Document text:
━━━━━━━━━━━━━━━━

Re: [External] [PATCH RFC/RFT v2 4/4] riscv: Stop emitting preventive sfence.vma for new userspace mappings with Svvptc

From: yunhui cui
Date: Thu May 30 2024 - 05:36:12 EST


Hi Alex,

On Thu, Feb 1, 2024 at 12:04 AM Alexandre Ghiti <alexghiti@rivosinccom> wrote:
>
> The preventive sfence.vma were emitted because new mappings must be made
> visible to the page table walker but Svvptc guarantees that xRET act as
> a fence, so no need to sfence.vma for the uarchs that implement this
> extension.
>
> This allows to drastically reduce the number of sfence.vma emitted:
>
> * Ubuntu boot to login:
> Before: ~630k sfence.vma
> After: ~200k sfence.vma
>
> * ltp - mmapstress01
> Before: ~45k
> After: ~6.3k
>
> * lmbench - lat_pagefault
> Before: ~665k
> After: 832 (!)
>
> * lmbench - lat_mmap
> Before: ~546k
> After: 718 (!)
>
> Signed-off-by: Alexandre Ghiti <alexghiti@xxxxxxxxxxxx>
> ---
> arch/riscv/include/asm/pgtable.h | 16 +++++++++++++++-
> arch/riscv/mm/pgtable.c | 13 +++++++++++++
> 2 files changed, 28 insertions(+), 1 deletion(-)
>
> diff --git a/arch/riscv/include/asm/pgtable.h b/arch/riscv/include/asm/pgtable.h
> index 0c94260b5d0c..50986e4c4601 100644
> --- a/arch/riscv/include/asm/pgtable.h
> +++ b/arch/riscv/include/asm/pgtable.h
> @@ -473,6 +473,9 @@ static inline void update_mmu_cache_range(struct vm_fault *vmf,
> struct vm_area_struct *vma, unsigned long address,
> pte_t *ptep, unsigned int nr)
> {
> + asm_volatile_goto(ALTERNATIVE("nop", "j %l[svvptc]", 0, RISCV_ISA_EXT_SVVPTC, 1)
> + : : : : svvptc);
> +
> /*
> * The kernel assumes that TLBs don't cache invalid entries, but
> * in RISC-V, SFENCE.VMA specifies an ordering constraint, not a
> @@ -482,12 +485,23 @@ static inline void update_mmu_cache_range(struct vm_fault *vmf,
> */
> while (nr--)
> local_flush_tlb_page(address + nr * PAGE_SIZE);
> +
> +svvptc:
> + /*
> + * Svvptc guarantees that xRET act as a fence, so when the uarch does
> + * not cache invalid entries, we don't have to do anything.
> + */
> + ;
> }

>From the perspective of RISC-V arch, the logic of this patch is
reasonable. The code of mm comm submodule may be missing
update_mmu_cache_range(), for example: there is no flush TLB in
remap_pte_range() after updating pte.
I will send a patch to mm/ to fix this problem next.


Thanks,
Yunhui

━━━━━━━━━━━━━━━━

Supplied data:
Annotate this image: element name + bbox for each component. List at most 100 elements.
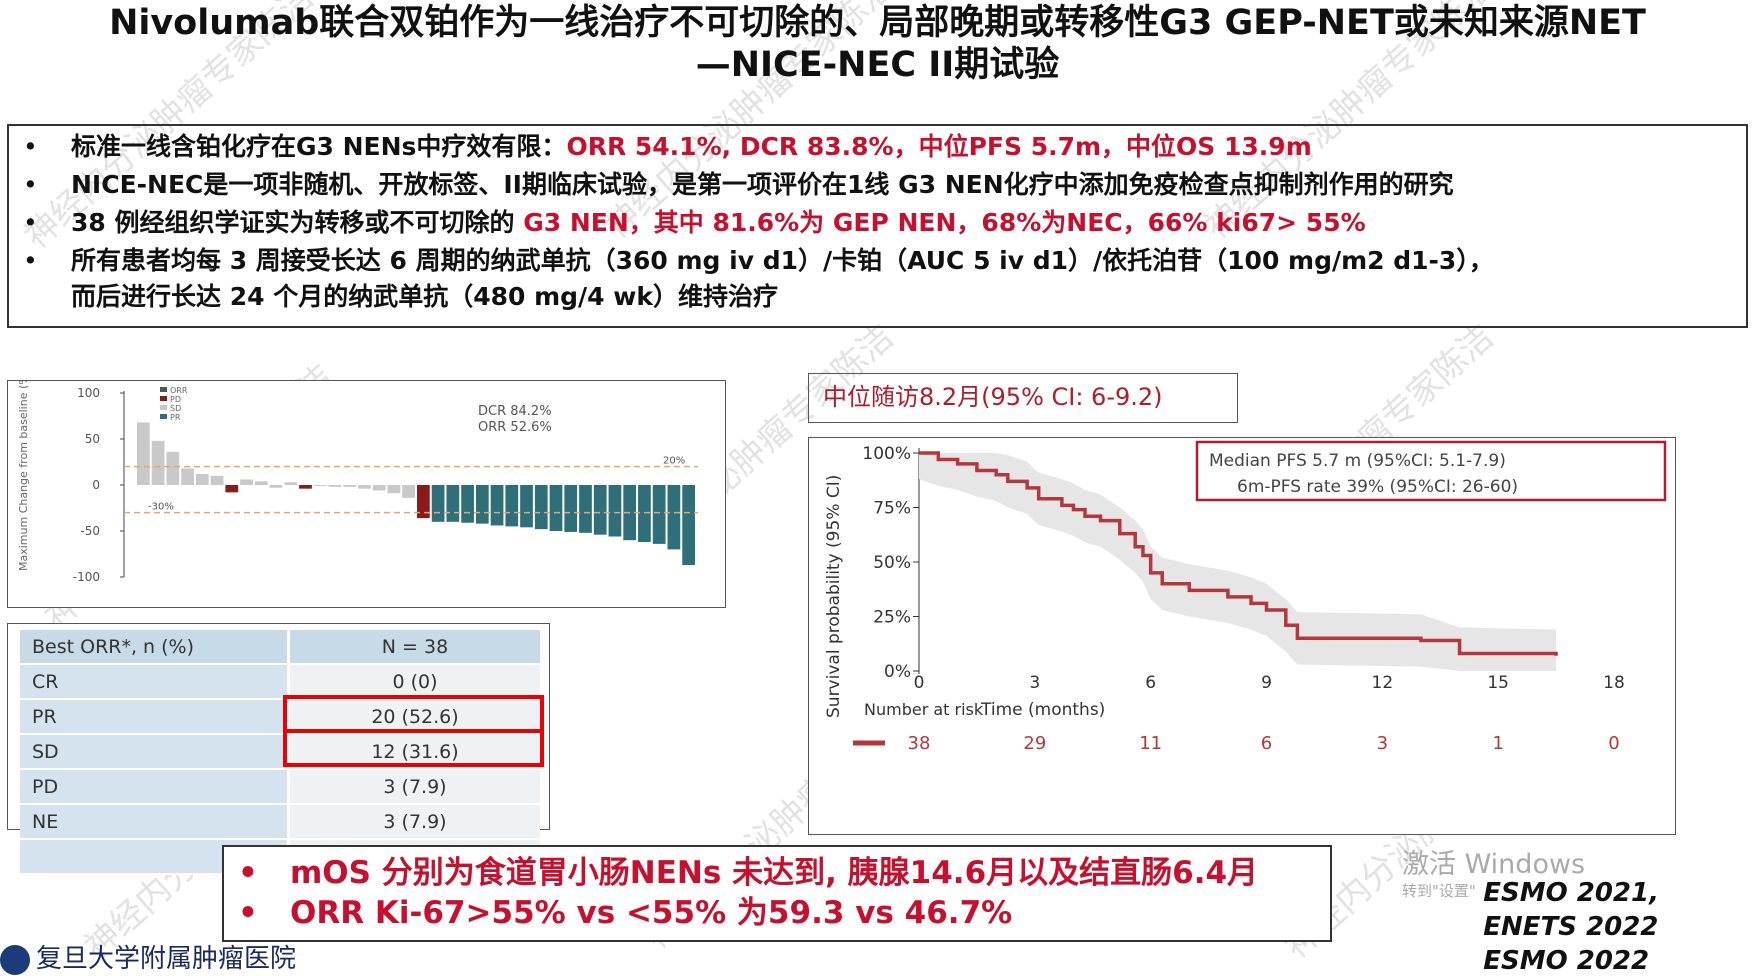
bullet-highlight: ORR 54.1%, DCR 83.8%，中位PFS 5.7m，中位OS 13.… (566, 132, 1312, 161)
references: ESMO 2021, ENETS 2022 ESMO 2022 (1483, 876, 1659, 978)
label-minus30: -30% (148, 502, 174, 513)
table-cell: 3 (7.9) (287, 769, 540, 805)
hospital-logo: 复旦大学附属肿瘤医院 (0, 938, 296, 975)
waterfall-bar (608, 485, 622, 537)
followup-label: 中位随访8.2月(95% CI: 6-9.2) (808, 373, 1238, 423)
waterfall-ytick-label: -100 (73, 570, 100, 584)
label-20: 20% (663, 456, 685, 467)
km-xtick-label: 18 (1603, 673, 1625, 693)
waterfall-bar (579, 485, 592, 533)
km-xtick-label: 6 (1145, 673, 1156, 693)
windows-activation-text: 激活 Windows (1402, 849, 1586, 880)
table-cell: NE (20, 804, 289, 840)
table-cell: 3 (7.9) (287, 804, 540, 840)
table-cell: PR (20, 699, 289, 735)
conclusion-bullet: • mOS 分别为食道胃小肠NENs 未达到, 胰腺14.6月以及结直肠6.4月 (238, 855, 1259, 891)
waterfall-bar (461, 485, 474, 523)
legend-swatch-orr (160, 387, 167, 392)
table-header-row: Best ORR*, n (%) N = 38 (20, 630, 540, 665)
orr-table-panel: Best ORR*, n (%) N = 38 CR 0 (0) PR 20 (… (7, 623, 550, 875)
km-chart: Survival probability (95% CI) 0% 25% 50% 75… (808, 437, 1676, 835)
waterfall-bar (431, 485, 445, 522)
waterfall-chart: Maximum Change from baseline (%) 100 50 0 -… (7, 370, 726, 608)
waterfall-bar (343, 485, 357, 487)
waterfall-ytick-label: 50 (85, 432, 100, 446)
waterfall-yticks: 100 50 0 -50 -100 (73, 386, 124, 584)
reference-line: ESMO 2022 (1483, 946, 1650, 976)
waterfall-bar (638, 485, 651, 543)
windows-activation-subtext: 转到"设置" (1402, 882, 1476, 900)
waterfall-bar (446, 485, 460, 522)
waterfall-bar (313, 485, 327, 486)
legend-swatch-pd (160, 396, 167, 401)
table-cell: CR (20, 664, 289, 700)
km-annotation-median: Median PFS 5.7 m (95%CI: 5.1-7.9) (1209, 451, 1506, 471)
hospital-name: 复旦大学附属肿瘤医院 (36, 944, 297, 974)
km-xtick-label: 12 (1372, 673, 1394, 693)
waterfall-bar (299, 485, 312, 489)
conclusion-text: ORR Ki-67>55% vs <55% 为59.3 vs 46.7% (290, 895, 1013, 931)
legend-pr: PR (170, 413, 181, 422)
bullet-text: NICE-NEC是一项非随机、开放标签、II期临床试验，是第一项评价在1线 G3… (71, 170, 1454, 199)
km-annotation-box (1195, 440, 1667, 502)
km-risk-table: 38 29 11 6 3 1 0 (908, 733, 1620, 754)
waterfall-bar (195, 473, 209, 485)
waterfall-bar (372, 485, 386, 491)
km-xtick-label: 15 (1487, 673, 1509, 693)
waterfall-bar (490, 485, 504, 526)
waterfall-bar (254, 481, 268, 485)
waterfall-bar (520, 485, 533, 528)
title-line-2: —NICE-NEC II期试验 (695, 45, 1060, 85)
table-header-cell: Best ORR*, n (%) (20, 630, 289, 665)
waterfall-bar (328, 485, 342, 487)
bullet-text: 所有患者均每 3 周接受长达 6 周期的纳武单抗（360 mg iv d1）/卡… (71, 246, 1494, 275)
bullet-text: 标准一线含铂化疗在G3 NENs中疗效有限： (71, 132, 567, 161)
km-risk-value: 3 (1377, 733, 1388, 754)
waterfall-svg: Maximum Change from baseline (%) 100 50 0 -… (17, 370, 698, 584)
legend-orr: ORR (170, 386, 188, 395)
waterfall-bar (387, 485, 401, 494)
km-risk-value: 11 (1139, 733, 1162, 754)
km-svg: Survival probability (95% CI) 0% 25% 50% 75… (824, 440, 1667, 754)
km-risk-value: 6 (1261, 733, 1272, 754)
table-cell: SD (20, 734, 289, 770)
title-line-1: Nivolumab联合双铂作为一线治疗不可切除的、局部晚期或转移性G3 GEP-… (109, 3, 1646, 43)
intro-bullet: • 38 例经组织学证实为转移或不可切除的 G3 NEN，其中 81.6%为 GE… (23, 208, 1366, 237)
waterfall-bar (240, 479, 253, 485)
km-ytick-label: 50% (873, 553, 911, 573)
km-xlabel: Time (months) (980, 700, 1105, 720)
km-xtick-label: 9 (1261, 673, 1272, 693)
hospital-seal-icon (0, 945, 30, 975)
table-header-cell: N = 38 (287, 630, 540, 665)
km-xticks: 0 3 6 9 12 15 18 (914, 673, 1625, 693)
waterfall-bar (402, 485, 415, 498)
table-cell: PD (20, 769, 289, 805)
km-xtick-label: 3 (1029, 673, 1040, 693)
waterfall-bar (358, 485, 371, 489)
bullet-highlight: G3 NEN，其中 81.6%为 GEP NEN，68%为NEC，66% ki6… (523, 208, 1366, 237)
intro-bullet-box: • 标准一线含铂化疗在G3 NENs中疗效有限：ORR 54.1%, DCR 83… (7, 124, 1748, 328)
dcr-annotation: DCR 84.2% (478, 404, 552, 419)
km-ylabel: Survival probability (95% CI) (824, 475, 844, 718)
legend-sd: SD (170, 404, 181, 413)
intro-bullet: • NICE-NEC是一项非随机、开放标签、II期临床试验，是第一项评价在1线 G… (23, 170, 1454, 199)
km-ytick-label: 0% (884, 662, 911, 682)
km-ytick-label: 100% (862, 444, 911, 464)
waterfall-ytick-label: 100 (77, 386, 100, 400)
highlight-pr-box (283, 695, 544, 733)
waterfall-ytick-label: 0 (92, 478, 100, 492)
table-cell: 0 (0) (287, 664, 540, 700)
waterfall-bar (534, 485, 548, 530)
waterfall-bars (137, 422, 695, 566)
conclusion-text: mOS 分别为食道胃小肠NENs 未达到, 胰腺14.6月以及结直肠6.4月 (290, 855, 1259, 891)
intro-bullet-continuation: 而后进行长达 24 个月的纳武单抗（480 mg/4 wk）维持治疗 (23, 280, 778, 314)
table-row: CR 0 (0) (20, 664, 540, 700)
km-ytick-label: 25% (873, 608, 911, 628)
waterfall-ytick-label: -50 (80, 524, 100, 538)
waterfall-bar (652, 485, 666, 544)
km-risk-value: 1 (1492, 733, 1503, 754)
waterfall-bar (564, 485, 578, 532)
reference-line: ENETS 2022 (1483, 912, 1659, 942)
waterfall-bar (593, 485, 607, 535)
waterfall-bar (225, 485, 239, 493)
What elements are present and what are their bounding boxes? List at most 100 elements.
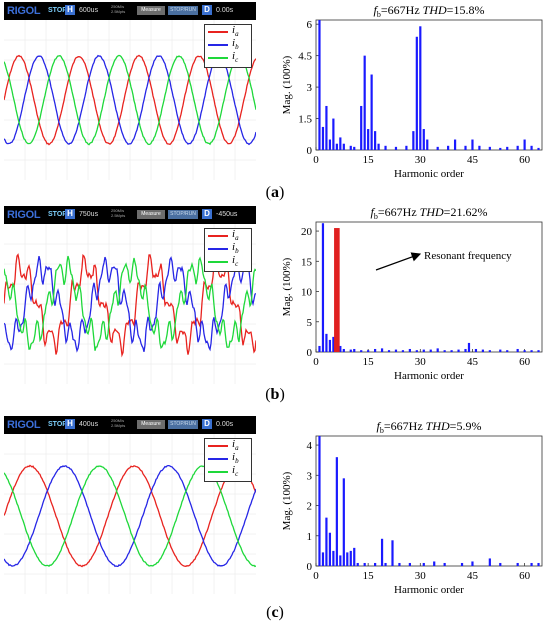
harmonic-bar [422,129,425,150]
y-tick-label: 0 [307,145,313,157]
harmonic-bar [398,562,401,566]
harmonic-bar [353,146,356,150]
legend-item-ic: ic [205,50,251,65]
harmonic-bar [450,350,453,352]
harmonic-spectrum-a: fb=667Hz THD=15.8%01.534.560 15 30 45 60Harm… [281,3,543,180]
harmonic-bar [349,550,352,566]
delay-key: D [202,419,212,429]
harmonic-bar [422,349,425,352]
harmonic-bar [537,350,540,352]
harmonic-bar [384,145,387,150]
harmonic-bar [353,547,356,566]
legend-swatch [208,248,228,250]
harmonic-bar [342,478,345,566]
scope-status: STOP [48,211,67,218]
harmonic-bar [318,436,321,566]
harmonic-bar [377,143,380,150]
legend-sub: b [235,247,239,256]
harmonic-bar [523,139,526,150]
y-tick-label: 15 [301,256,313,268]
legend-name: i [232,438,236,450]
harmonic-bar [321,223,325,352]
harmonic-bar [394,349,398,352]
legend-sub: a [235,30,239,39]
legend-name: i [232,24,236,36]
harmonic-bar [460,562,464,566]
harmonic-bar [374,131,377,150]
scope-screenshot-c: RIGOL STOP H 400us 250M/s 2.5Mpts Measur… [4,416,256,594]
delay-value: -450us [216,211,238,218]
harmonic-bar [374,562,377,566]
x-tick-label: 30 [415,356,427,368]
scope-screenshot-b: RIGOL STOP H 750us 250M/s 2.5Mpts Measur… [4,206,256,384]
harmonic-bar [464,145,467,150]
scope-status: STOP [48,421,67,428]
legend-item-ia: ia [205,228,251,242]
legend-name: i [232,37,236,49]
waveform-trace [4,54,256,146]
annotation-label: Resonant frequency [424,250,512,262]
legend-name: i [232,464,236,476]
waveform-trace [4,464,256,568]
harmonic-bar [481,349,484,352]
legend-swatch [208,458,228,460]
legend-swatch [208,44,228,46]
harmonic-bar [332,118,335,150]
scope-brand: RIGOL [7,419,41,431]
scope-toolbar: RIGOL STOP H 750us 250M/s 2.5Mpts Measur… [4,206,256,224]
harmonic-bar [464,348,467,352]
x-tick-label: 60 [519,154,531,166]
harmonic-bar [499,147,502,150]
harmonic-bar [412,131,415,150]
waveform-plot [4,434,256,594]
panel-letter: a [271,184,279,201]
legend-name: i [232,50,236,62]
harmonic-bar [321,126,325,150]
harmonic-bar [433,561,436,566]
harmonic-bar [318,345,321,352]
plot-frame [315,19,543,151]
horizontal-key: H [65,209,75,219]
legend-sub: c [235,56,239,65]
harmonic-bar [339,345,342,352]
delay-value: 0.00s [216,421,234,428]
y-tick-label: 5 [307,317,313,329]
legend-sub: a [235,444,239,453]
panel-label-b: (b) [265,386,285,403]
horizontal-scale: 750us [79,211,99,218]
legend-item-ib: ib [205,37,251,51]
scope-brand: RIGOL [7,5,41,17]
harmonic-bar [488,146,491,150]
waveform-trace [4,54,256,146]
harmonic-bar [415,36,418,150]
harmonic-bar [499,349,502,352]
harmonic-bar [530,350,533,352]
y-tick-label: 4.5 [298,51,312,63]
legend-sub: c [235,260,239,269]
scope-brand: RIGOL [7,209,41,221]
harmonic-bar [467,342,471,352]
harmonic-bar [415,350,418,352]
delay-key: D [202,209,212,219]
harmonic-bar [436,348,439,352]
harmonic-bar [499,562,502,566]
x-tick-label: 60 [519,356,531,368]
y-tick-label: 10 [301,287,313,299]
harmonic-bar [394,146,398,150]
resonant-bar [334,228,340,352]
scope-screen [4,224,256,384]
harmonic-bar [401,350,405,352]
harmonic-bar [325,105,328,150]
plot-frame [315,435,543,567]
waveform-trace [4,254,256,353]
sample-rate: 250M/s 2.5Mpts [111,418,126,428]
harmonic-bar [374,348,377,352]
x-tick-label: 15 [363,570,375,582]
harmonic-bar [426,139,429,150]
run-stop-indicator: STOP/RUN [168,420,198,429]
harmonic-bar [419,26,422,151]
harmonic-bar [384,562,387,566]
x-tick-label: 15 [363,356,375,368]
x-tick-label: 30 [415,570,427,582]
legend-name: i [232,451,236,463]
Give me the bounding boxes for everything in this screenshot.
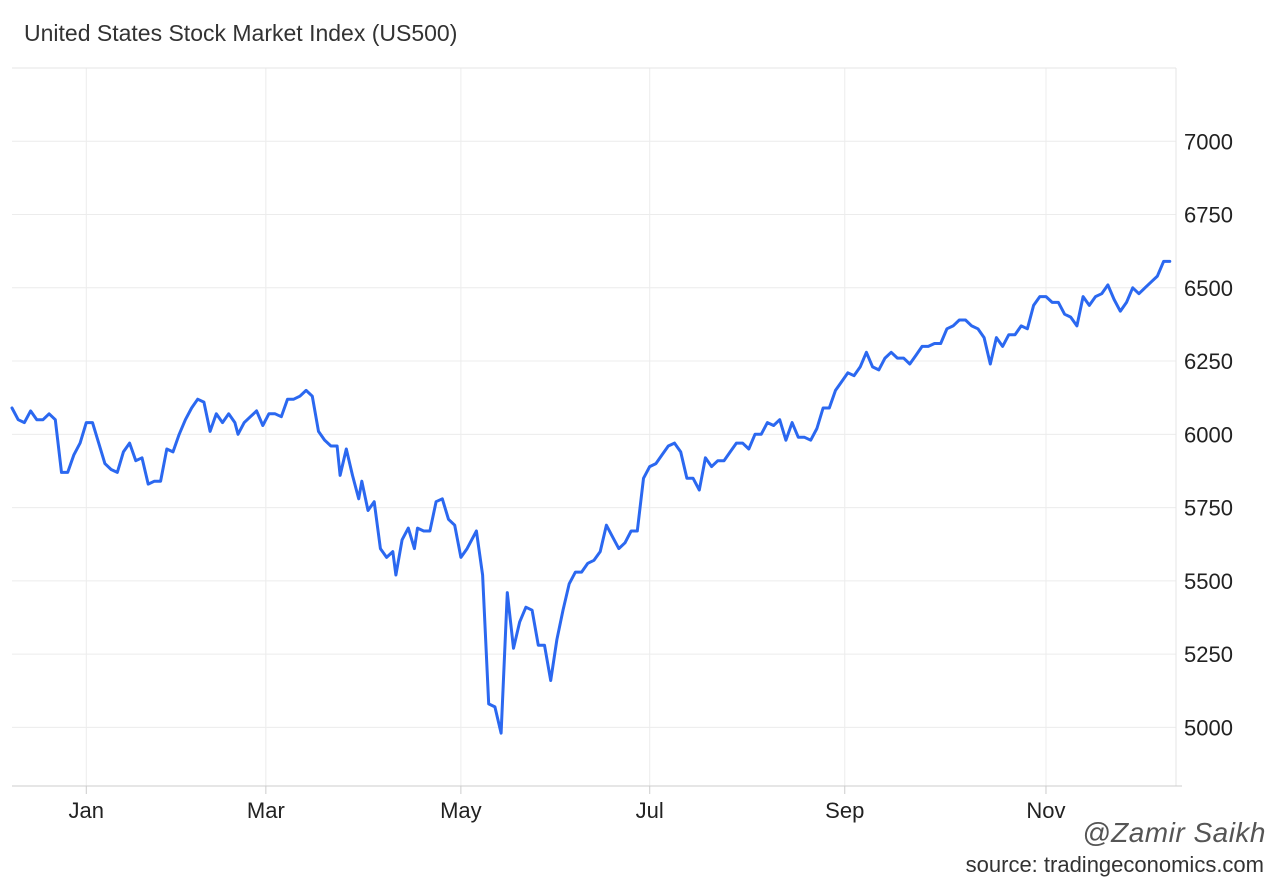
y-tick-label: 6500	[1184, 276, 1233, 301]
y-tick-label: 5750	[1184, 496, 1233, 521]
x-tick-label: Jul	[636, 798, 664, 823]
axes	[12, 67, 1182, 787]
series-line	[10, 259, 1172, 735]
y-tick-labels: 5000 5250 5500 5750 6000 6250 6500 6750 7000	[1184, 129, 1233, 740]
x-tick-labels: Jan Mar May Jul Sep Nov	[69, 798, 1066, 823]
y-tick-label: 6250	[1184, 349, 1233, 374]
y-tick-label: 6750	[1184, 203, 1233, 228]
y-tick-label: 5000	[1184, 715, 1233, 740]
x-tick-label: May	[440, 798, 482, 823]
source-note: source: tradingeconomics.com	[965, 852, 1264, 877]
watermark-text: @Zamir Saikh	[1082, 817, 1266, 848]
horizontal-gridlines	[12, 140, 1176, 728]
chart-title: United States Stock Market Index (US500)	[24, 20, 458, 46]
x-tick-label: Jan	[69, 798, 104, 823]
x-tick-label: Nov	[1026, 798, 1065, 823]
y-tick-label: 6000	[1184, 422, 1233, 447]
vertical-gridlines	[85, 68, 1047, 794]
y-tick-label: 7000	[1184, 129, 1233, 154]
x-tick-label: Mar	[247, 798, 285, 823]
y-tick-label: 5500	[1184, 569, 1233, 594]
y-tick-label: 5250	[1184, 642, 1233, 667]
x-tick-label: Sep	[825, 798, 864, 823]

━━━━━━━━━━━━━━━━

Tasks and exercises:
(1) In the patch discussion, which function does the reply say lacks a TLB flush after updating pte?
(2) Rewrite the rows from the line holding "276, 1233, 301]" through the end of the rows, inclusive, substituting "index-line" for "series-line" and leaving everything else as it is.

Answers provided:
(1) remap_pte_range()

(2)
y-tick-label: 6500	[1184, 276, 1233, 301]
y-tick-label: 5750	[1184, 496, 1233, 521]
x-tick-label: Jul	[636, 798, 664, 823]
axes	[12, 67, 1182, 787]
index-line	[10, 259, 1172, 735]
y-tick-labels: 5000 5250 5500 5750 6000 6250 6500 6750 7000	[1184, 129, 1233, 740]
x-tick-labels: Jan Mar May Jul Sep Nov	[69, 798, 1066, 823]
y-tick-label: 6250	[1184, 349, 1233, 374]
y-tick-label: 6750	[1184, 203, 1233, 228]
y-tick-label: 5000	[1184, 715, 1233, 740]
x-tick-label: May	[440, 798, 482, 823]
source-note: source: tradingeconomics.com	[965, 852, 1264, 877]
watermark-text: @Zamir Saikh	[1082, 817, 1266, 848]
horizontal-gridlines	[12, 140, 1176, 728]
chart-title: United States Stock Market Index (US500)	[24, 20, 458, 46]
x-tick-label: Jan	[69, 798, 104, 823]
x-tick-label: Nov	[1026, 798, 1065, 823]
y-tick-label: 6000	[1184, 422, 1233, 447]
vertical-gridlines	[85, 68, 1047, 794]
y-tick-label: 7000	[1184, 129, 1233, 154]
x-tick-label: Mar	[247, 798, 285, 823]
y-tick-label: 5500	[1184, 569, 1233, 594]
y-tick-label: 5250	[1184, 642, 1233, 667]
x-tick-label: Sep	[825, 798, 864, 823]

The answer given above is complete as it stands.